- _AIM_:
Below are some entries. Copy each line that holds the string "ranges".

-- START --

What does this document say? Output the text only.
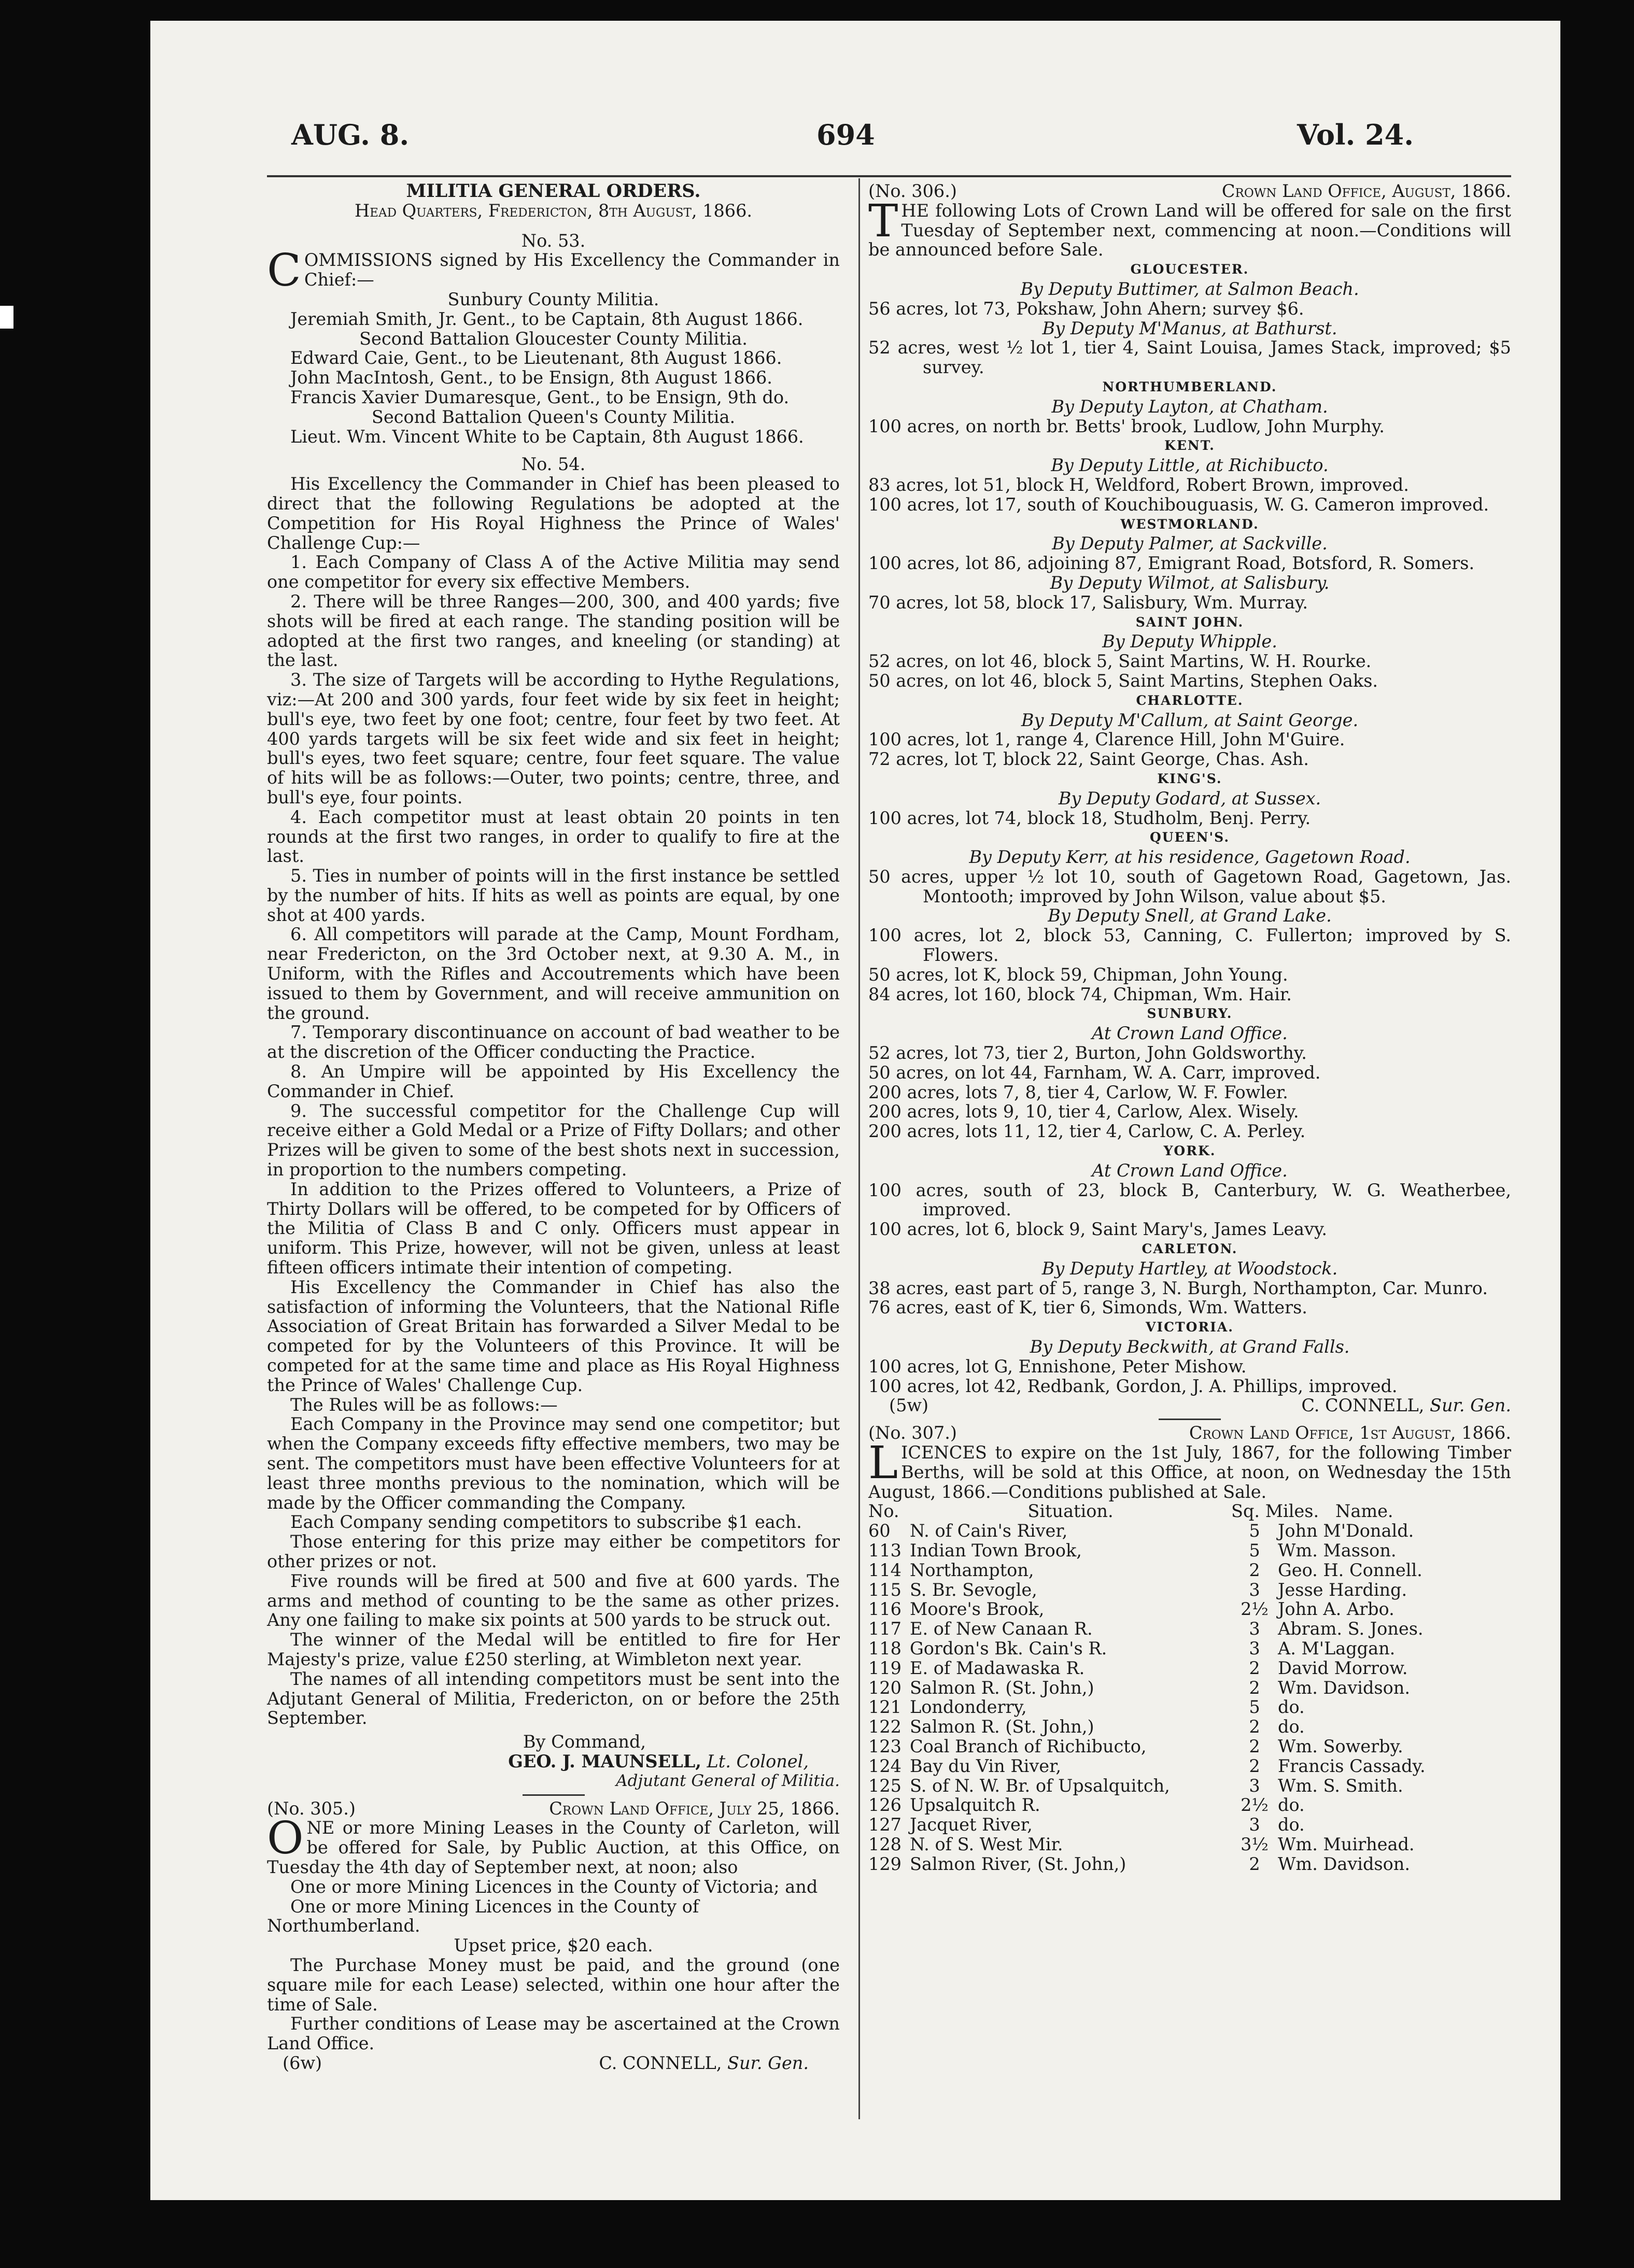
AUG. 8.	694	Vol. 24.

MILITIA GENERAL ORDERS.

Head Quarters, Fredericton, 8th August, 1866.

No. 53.

COMMISSIONS signed by His Excellency the Commander in Chief:—

Sunbury County Militia.

Jeremiah Smith, Jr. Gent., to be Captain, 8th August 1866.

Second Battalion Gloucester County Militia.

Edward Caie, Gent., to be Lieutenant, 8th August 1866.

John MacIntosh, Gent., to be Ensign, 8th August 1866.

Francis Xavier Dumaresque, Gent., to be Ensign, 9th do.

Second Battalion Queen's County Militia.

Lieut. Wm. Vincent White to be Captain, 8th August 1866.

No. 54.

His Excellency the Commander in Chief has been pleased to direct that the following Regulations be adopted at the Competition for His Royal Highness the Prince of Wales' Challenge Cup:—

1. Each Company of Class A of the Active Militia may send one competitor for every six effective Members.

2. There will be three Ranges—200, 300, and 400 yards; five shots will be fired at each range. The standing position will be adopted at the first two ranges, and kneeling (or standing) at the last.

3. The size of Targets will be according to Hythe Regulations, viz:—At 200 and 300 yards, four feet wide by six feet in height; bull's eye, two feet by one foot; centre, four feet by two feet. At 400 yards targets will be six feet wide and six feet in height; bull's eyes, two feet square; centre, four feet square. The value of hits will be as follows:—Outer, two points; centre, three, and bull's eye, four points.

4. Each competitor must at least obtain 20 points in ten rounds at the first two ranges, in order to qualify to fire at the last.

5. Ties in number of points will in the first instance be settled by the number of hits. If hits as well as points are equal, by one shot at 400 yards.

6. All competitors will parade at the Camp, Mount Fordham, near Fredericton, on the 3rd October next, at 9.30 A. M., in Uniform, with the Rifles and Accoutrements which have been issued to them by Government, and will receive ammunition on the ground.

7. Temporary discontinuance on account of bad weather to be at the discretion of the Officer conducting the Practice.

8. An Umpire will be appointed by His Excellency the Commander in Chief.

9. The successful competitor for the Challenge Cup will receive either a Gold Medal or a Prize of Fifty Dollars; and other Prizes will be given to some of the best shots next in succession, in proportion to the numbers competing.

In addition to the Prizes offered to Volunteers, a Prize of Thirty Dollars will be offered, to be competed for by Officers of the Militia of Class B and C only. Officers must appear in uniform. This Prize, however, will not be given, unless at least fifteen officers intimate their intention of competing.

His Excellency the Commander in Chief has also the satisfaction of informing the Volunteers, that the National Rifle Association of Great Britain has forwarded a Silver Medal to be competed for by the Volunteers of this Province. It will be competed for at the same time and place as His Royal Highness the Prince of Wales' Challenge Cup.

The Rules will be as follows:—

Each Company in the Province may send one competitor; but when the Company exceeds fifty effective members, two may be sent. The competitors must have been effective Volunteers for at least three months previous to the nomination, which will be made by the Officer commanding the Company.

Each Company sending competitors to subscribe $1 each.

Those entering for this prize may either be competitors for other prizes or not.

Five rounds will be fired at 500 and five at 600 yards. The arms and method of counting to be the same as other prizes. Any one failing to make six points at 500 yards to be struck out.

The winner of the Medal will be entitled to fire for Her Majesty's prize, value £250 sterling, at Wimbleton next year.

The names of all intending competitors must be sent into the Adjutant General of Militia, Fredericton, on or before the 25th September.

By Command,

GEO. J. MAUNSELL, Lt. Colonel,

Adjutant General of Militia.

(No. 305.)	Crown Land Office, July 25, 1866.

ONE or more Mining Leases in the County of Carleton, will be offered for Sale, by Public Auction, at this Office, on Tuesday the 4th day of September next, at noon; also

One or more Mining Licences in the County of Victoria; and

One or more Mining Licences in the County of Northumberland.

Upset price, $20 each.

The Purchase Money must be paid, and the ground (one square mile for each Lease) selected, within one hour after the time of Sale.

Further conditions of Lease may be ascertained at the Crown Land Office.

(6w)	C. CONNELL, Sur. Gen.
(No. 306.)	Crown Land Office, August, 1866.

THE following Lots of Crown Land will be offered for sale on the first Tuesday of September next, commencing at noon.—Conditions will be announced before Sale.

GLOUCESTER.

By Deputy Buttimer, at Salmon Beach.

56 acres, lot 73, Pokshaw, John Ahern; survey $6.

By Deputy M'Manus, at Bathurst.

52 acres, west ½ lot 1, tier 4, Saint Louisa, James Stack, improved; $5 survey.

NORTHUMBERLAND.

By Deputy Layton, at Chatham.

100 acres, on north br. Betts' brook, Ludlow, John Murphy.

KENT.

By Deputy Little, at Richibucto.

83 acres, lot 51, block H, Weldford, Robert Brown, improved.

100 acres, lot 17, south of Kouchibouguasis, W. G. Cameron improved.

WESTMORLAND.

By Deputy Palmer, at Sackville.

100 acres, lot 86, adjoining 87, Emigrant Road, Botsford, R. Somers.

By Deputy Wilmot, at Salisbury.

70 acres, lot 58, block 17, Salisbury, Wm. Murray.

SAINT JOHN.

By Deputy Whipple.

52 acres, on lot 46, block 5, Saint Martins, W. H. Rourke.

50 acres, on lot 46, block 5, Saint Martins, Stephen Oaks.

CHARLOTTE.

By Deputy M'Callum, at Saint George.

100 acres, lot 1, range 4, Clarence Hill, John M'Guire.

72 acres, lot T, block 22, Saint George, Chas. Ash.

KING'S.

By Deputy Godard, at Sussex.

100 acres, lot 74, block 18, Studholm, Benj. Perry.

QUEEN'S.

By Deputy Kerr, at his residence, Gagetown Road.

50 acres, upper ½ lot 10, south of Gagetown Road, Gagetown, Jas. Montooth; improved by John Wilson, value about $5.

By Deputy Snell, at Grand Lake.

100 acres, lot 2, block 53, Canning, C. Fullerton; improved by S. Flowers.

50 acres, lot K, block 59, Chipman, John Young.

84 acres, lot 160, block 74, Chipman, Wm. Hair.

SUNBURY.

At Crown Land Office.

52 acres, lot 73, tier 2, Burton, John Goldsworthy.

50 acres, on lot 44, Farnham, W. A. Carr, improved.

200 acres, lots 7, 8, tier 4, Carlow, W. F. Fowler.

200 acres, lots 9, 10, tier 4, Carlow, Alex. Wisely.

200 acres, lots 11, 12, tier 4, Carlow, C. A. Perley.

YORK.

At Crown Land Office.

100 acres, south of 23, block B, Canterbury, W. G. Weatherbee, improved.

100 acres, lot 6, block 9, Saint Mary's, James Leavy.

CARLETON.

By Deputy Hartley, at Woodstock.

38 acres, east part of 5, range 3, N. Burgh, Northampton, Car. Munro.

76 acres, east of K, tier 6, Simonds, Wm. Watters.

VICTORIA.

By Deputy Beckwith, at Grand Falls.

100 acres, lot G, Ennishone, Peter Mishow.

100 acres, lot 42, Redbank, Gordon, J. A. Phillips, improved.

(5w)	C. CONNELL, Sur. Gen.
(No. 307.)	Crown Land Office, 1st August, 1866.

LICENCES to expire on the 1st July, 1867, for the following Timber Berths, will be sold at this Office, at noon, on Wednesday the 15th August, 1866.—Conditions published at Sale.

No.	Situation.	Sq. Miles. Name.	
60	N. of Cain's River,	5	John M'Donald.
113	Indian Town Brook,	5	Wm. Masson.
114	Northampton,	2	Geo. H. Connell.
115	S. Br. Sevogle,	3	Jesse Harding.
116	Moore's Brook,	2½	John A. Arbo.
117	E. of New Canaan R.	3	Abram. S. Jones.
118	Gordon's Bk. Cain's R.	3	A. M'Laggan.
119	E. of Madawaska R.	2	David Morrow.
120	Salmon R. (St. John,)	2	Wm. Davidson.
121	Londonderry,	5	do.
122	Salmon R. (St. John,)	2	do.
123	Coal Branch of Richibucto,	2	Wm. Sowerby.
124	Bay du Vin River,	2	Francis Cassady.
125	S. of N. W. Br. of Upsalquitch,	3	Wm. S. Smith.
126	Upsalquitch R.	2½	do.
127	Jacquet River,	3	do.
128	N. of S. West Mir.	3½	Wm. Muirhead.
129	Salmon River, (St. John,)	2	Wm. Davidson.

-- END --

- _SOLUTION BELOW_:
2. There will be three Ranges—200, 300, and 400 yards; five shots will be fired at each range. The standing position will be adopted at the first two ranges, and kneeling (or standing) at the last.
4. Each competitor must at least obtain 20 points in ten rounds at the first two ranges, in order to qualify to fire at the last.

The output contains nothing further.